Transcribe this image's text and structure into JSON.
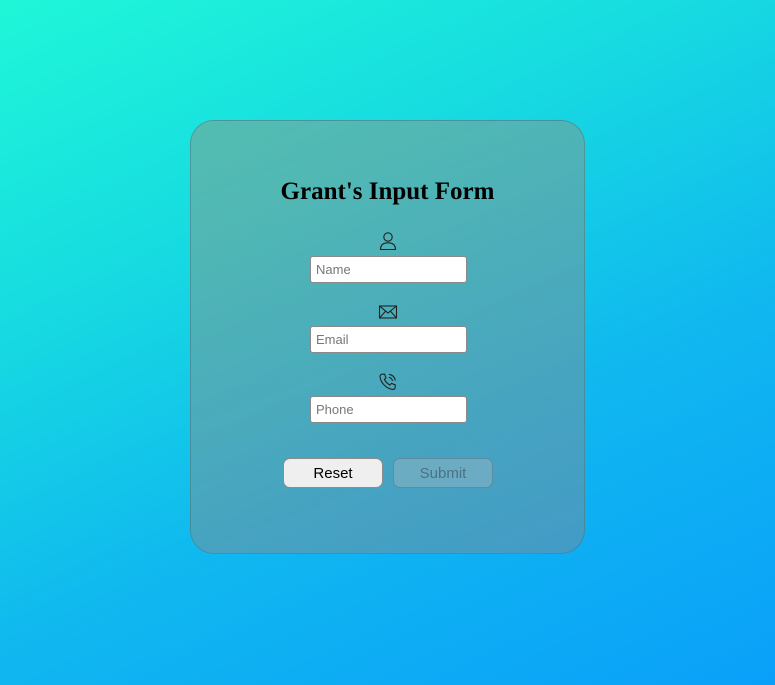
{
  "form": {
    "title": "Grant's Input Form",
    "fields": [
      {
        "icon": "person-icon",
        "placeholder": "Name",
        "value": ""
      },
      {
        "icon": "envelope-icon",
        "placeholder": "Email",
        "value": ""
      },
      {
        "icon": "phone-icon",
        "placeholder": "Phone",
        "value": ""
      }
    ],
    "buttons": {
      "reset_label": "Reset",
      "submit_label": "Submit",
      "submit_disabled": true
    }
  }
}
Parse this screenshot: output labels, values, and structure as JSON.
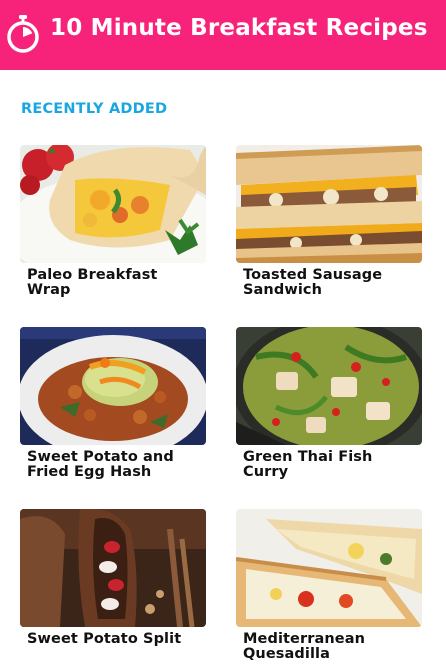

→ **PROBLEM DESCRIPTION**:
Omit every picture, then repeat the remaining data exactly as it appears above.

→ **RESULT BELOW**:
Transcribe this image's text and structure into JSON.
{
  "form": {
    "title": "Grant's Input Form",
    "fields": [
      {
        "icon": "person-icon",
        "placeholder": "Name",
        "value": ""
      },
      {
        "icon": "envelope-icon",
        "placeholder": "Email",
        "value": ""
      },
      {
        "icon": "phone-icon",
        "placeholder": "Phone",
        "value": ""
      }
    ],
    "buttons": {
      "reset_label": "Reset",
      "submit_label": "Submit",
      "submit_disabled": true
    }
  }
}
Parse this screenshot: output labels, values, and structure as JSON.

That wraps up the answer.